(Collected data)
_ _ _ _ _
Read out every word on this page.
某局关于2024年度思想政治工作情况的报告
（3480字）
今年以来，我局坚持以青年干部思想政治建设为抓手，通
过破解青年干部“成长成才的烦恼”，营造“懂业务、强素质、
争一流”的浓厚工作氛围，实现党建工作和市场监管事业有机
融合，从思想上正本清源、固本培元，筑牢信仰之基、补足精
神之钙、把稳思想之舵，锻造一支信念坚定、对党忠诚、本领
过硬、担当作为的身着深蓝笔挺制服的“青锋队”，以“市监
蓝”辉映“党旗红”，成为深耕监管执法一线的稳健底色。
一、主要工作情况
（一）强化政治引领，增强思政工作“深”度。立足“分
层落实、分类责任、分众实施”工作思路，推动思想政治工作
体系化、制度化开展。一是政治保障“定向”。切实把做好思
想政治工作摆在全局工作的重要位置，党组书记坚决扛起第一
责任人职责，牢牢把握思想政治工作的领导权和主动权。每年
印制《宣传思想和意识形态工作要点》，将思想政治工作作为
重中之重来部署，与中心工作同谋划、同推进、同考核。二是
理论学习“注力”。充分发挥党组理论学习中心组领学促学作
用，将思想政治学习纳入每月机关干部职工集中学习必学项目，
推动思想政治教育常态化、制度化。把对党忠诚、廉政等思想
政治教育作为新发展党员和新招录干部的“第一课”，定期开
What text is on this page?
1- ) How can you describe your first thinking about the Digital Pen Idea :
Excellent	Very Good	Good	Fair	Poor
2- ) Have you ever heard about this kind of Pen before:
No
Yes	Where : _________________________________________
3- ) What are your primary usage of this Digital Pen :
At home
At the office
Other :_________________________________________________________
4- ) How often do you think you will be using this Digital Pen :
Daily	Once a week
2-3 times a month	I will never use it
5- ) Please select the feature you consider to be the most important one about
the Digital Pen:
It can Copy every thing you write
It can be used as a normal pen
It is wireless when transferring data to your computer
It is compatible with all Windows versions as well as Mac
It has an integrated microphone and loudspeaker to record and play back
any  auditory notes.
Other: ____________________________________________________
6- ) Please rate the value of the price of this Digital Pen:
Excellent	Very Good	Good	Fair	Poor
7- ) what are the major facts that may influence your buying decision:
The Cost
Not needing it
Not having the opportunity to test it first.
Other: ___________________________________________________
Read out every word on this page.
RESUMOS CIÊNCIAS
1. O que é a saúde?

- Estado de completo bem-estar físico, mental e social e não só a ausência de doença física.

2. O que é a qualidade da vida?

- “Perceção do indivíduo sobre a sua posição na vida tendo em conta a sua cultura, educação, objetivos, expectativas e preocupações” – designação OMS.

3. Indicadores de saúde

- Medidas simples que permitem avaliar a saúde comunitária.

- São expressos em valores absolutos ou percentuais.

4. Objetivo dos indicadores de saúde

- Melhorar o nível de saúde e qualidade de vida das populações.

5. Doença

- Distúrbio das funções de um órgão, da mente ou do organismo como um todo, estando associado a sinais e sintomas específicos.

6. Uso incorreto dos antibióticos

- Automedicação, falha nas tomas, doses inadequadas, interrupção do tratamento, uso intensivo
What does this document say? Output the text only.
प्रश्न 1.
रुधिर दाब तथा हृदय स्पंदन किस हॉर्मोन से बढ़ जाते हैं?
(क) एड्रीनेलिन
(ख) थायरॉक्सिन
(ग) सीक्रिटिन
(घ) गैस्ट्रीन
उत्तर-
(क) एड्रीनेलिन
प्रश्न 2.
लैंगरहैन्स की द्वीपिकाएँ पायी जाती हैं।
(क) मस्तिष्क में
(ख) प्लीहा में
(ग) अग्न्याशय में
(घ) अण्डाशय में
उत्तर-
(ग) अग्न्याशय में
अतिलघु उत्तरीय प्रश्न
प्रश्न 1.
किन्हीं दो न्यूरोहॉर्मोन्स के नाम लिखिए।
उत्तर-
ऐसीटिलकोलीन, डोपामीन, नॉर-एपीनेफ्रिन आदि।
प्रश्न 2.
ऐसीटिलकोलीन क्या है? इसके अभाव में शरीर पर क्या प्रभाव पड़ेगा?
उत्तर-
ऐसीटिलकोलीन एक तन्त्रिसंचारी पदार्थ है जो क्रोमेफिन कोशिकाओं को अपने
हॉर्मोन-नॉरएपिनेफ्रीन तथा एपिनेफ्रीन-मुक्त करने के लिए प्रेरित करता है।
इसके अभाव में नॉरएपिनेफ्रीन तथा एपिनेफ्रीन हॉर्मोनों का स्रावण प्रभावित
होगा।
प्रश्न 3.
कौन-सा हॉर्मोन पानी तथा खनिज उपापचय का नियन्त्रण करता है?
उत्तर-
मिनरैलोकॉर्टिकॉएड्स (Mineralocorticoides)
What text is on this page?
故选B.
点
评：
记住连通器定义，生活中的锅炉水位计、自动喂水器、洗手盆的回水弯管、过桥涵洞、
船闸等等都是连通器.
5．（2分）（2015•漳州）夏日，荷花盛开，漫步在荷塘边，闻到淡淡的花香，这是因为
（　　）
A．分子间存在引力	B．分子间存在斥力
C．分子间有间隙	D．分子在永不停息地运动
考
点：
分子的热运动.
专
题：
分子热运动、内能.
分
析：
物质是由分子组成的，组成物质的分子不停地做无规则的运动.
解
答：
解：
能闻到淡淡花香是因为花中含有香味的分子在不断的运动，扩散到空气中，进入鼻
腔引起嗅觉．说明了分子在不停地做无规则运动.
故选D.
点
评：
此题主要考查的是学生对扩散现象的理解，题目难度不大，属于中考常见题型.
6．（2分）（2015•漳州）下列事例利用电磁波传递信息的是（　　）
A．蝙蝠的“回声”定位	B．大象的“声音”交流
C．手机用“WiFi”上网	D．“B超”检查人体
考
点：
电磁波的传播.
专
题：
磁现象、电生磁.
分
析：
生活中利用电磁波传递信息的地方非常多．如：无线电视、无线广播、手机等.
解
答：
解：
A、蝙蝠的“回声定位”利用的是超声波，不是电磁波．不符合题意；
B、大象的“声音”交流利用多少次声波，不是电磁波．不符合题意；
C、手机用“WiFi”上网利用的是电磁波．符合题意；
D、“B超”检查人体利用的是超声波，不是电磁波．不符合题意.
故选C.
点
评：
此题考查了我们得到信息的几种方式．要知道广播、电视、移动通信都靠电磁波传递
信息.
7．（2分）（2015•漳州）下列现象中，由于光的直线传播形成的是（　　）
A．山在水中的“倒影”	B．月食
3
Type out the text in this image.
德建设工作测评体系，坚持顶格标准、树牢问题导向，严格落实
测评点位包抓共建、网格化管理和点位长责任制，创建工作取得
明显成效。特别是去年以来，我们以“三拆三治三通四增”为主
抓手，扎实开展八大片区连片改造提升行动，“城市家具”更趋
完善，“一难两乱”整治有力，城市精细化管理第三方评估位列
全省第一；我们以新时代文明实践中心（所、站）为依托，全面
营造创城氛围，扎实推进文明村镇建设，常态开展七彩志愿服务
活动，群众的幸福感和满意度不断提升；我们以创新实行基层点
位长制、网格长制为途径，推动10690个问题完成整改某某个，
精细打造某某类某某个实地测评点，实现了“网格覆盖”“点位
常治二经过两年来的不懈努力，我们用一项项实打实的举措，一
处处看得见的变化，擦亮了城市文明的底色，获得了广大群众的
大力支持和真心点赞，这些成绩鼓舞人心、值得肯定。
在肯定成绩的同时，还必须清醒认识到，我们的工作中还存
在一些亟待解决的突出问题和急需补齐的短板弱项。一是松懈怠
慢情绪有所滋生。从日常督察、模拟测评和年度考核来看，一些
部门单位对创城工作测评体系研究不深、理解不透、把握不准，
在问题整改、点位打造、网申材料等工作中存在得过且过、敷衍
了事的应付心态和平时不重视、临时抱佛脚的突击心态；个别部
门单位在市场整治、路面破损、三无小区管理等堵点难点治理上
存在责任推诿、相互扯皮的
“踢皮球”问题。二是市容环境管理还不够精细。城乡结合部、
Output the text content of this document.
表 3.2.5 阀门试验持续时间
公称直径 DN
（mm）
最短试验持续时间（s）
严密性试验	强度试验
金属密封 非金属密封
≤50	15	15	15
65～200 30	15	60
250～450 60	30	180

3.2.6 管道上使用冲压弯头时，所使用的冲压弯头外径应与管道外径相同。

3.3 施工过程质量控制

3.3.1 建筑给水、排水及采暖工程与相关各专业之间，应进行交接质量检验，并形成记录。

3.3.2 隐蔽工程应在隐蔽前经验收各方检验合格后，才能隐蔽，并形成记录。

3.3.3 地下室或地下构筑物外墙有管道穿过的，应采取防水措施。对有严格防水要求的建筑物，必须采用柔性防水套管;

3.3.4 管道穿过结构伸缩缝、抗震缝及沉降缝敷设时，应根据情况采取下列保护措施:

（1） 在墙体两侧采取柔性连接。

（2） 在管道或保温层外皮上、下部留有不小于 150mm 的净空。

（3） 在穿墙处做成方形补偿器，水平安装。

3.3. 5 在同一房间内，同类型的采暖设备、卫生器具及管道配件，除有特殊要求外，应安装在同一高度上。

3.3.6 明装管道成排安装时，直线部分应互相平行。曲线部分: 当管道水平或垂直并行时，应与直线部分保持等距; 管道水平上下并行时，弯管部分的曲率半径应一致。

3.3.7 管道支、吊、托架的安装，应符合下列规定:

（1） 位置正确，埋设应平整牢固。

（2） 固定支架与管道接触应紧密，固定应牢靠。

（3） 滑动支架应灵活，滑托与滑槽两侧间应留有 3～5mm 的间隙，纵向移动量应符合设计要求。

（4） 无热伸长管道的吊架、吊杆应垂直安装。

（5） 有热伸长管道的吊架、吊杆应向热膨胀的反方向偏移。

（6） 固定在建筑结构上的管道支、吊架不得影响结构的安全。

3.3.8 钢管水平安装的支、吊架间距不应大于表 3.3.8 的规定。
_ _ _ _ _
Report every line in the data above in which the word "first" appears.

__Expected output__.
1- ) How can you describe your first thinking about the Digital Pen Idea :
Not having the opportunity to test it first.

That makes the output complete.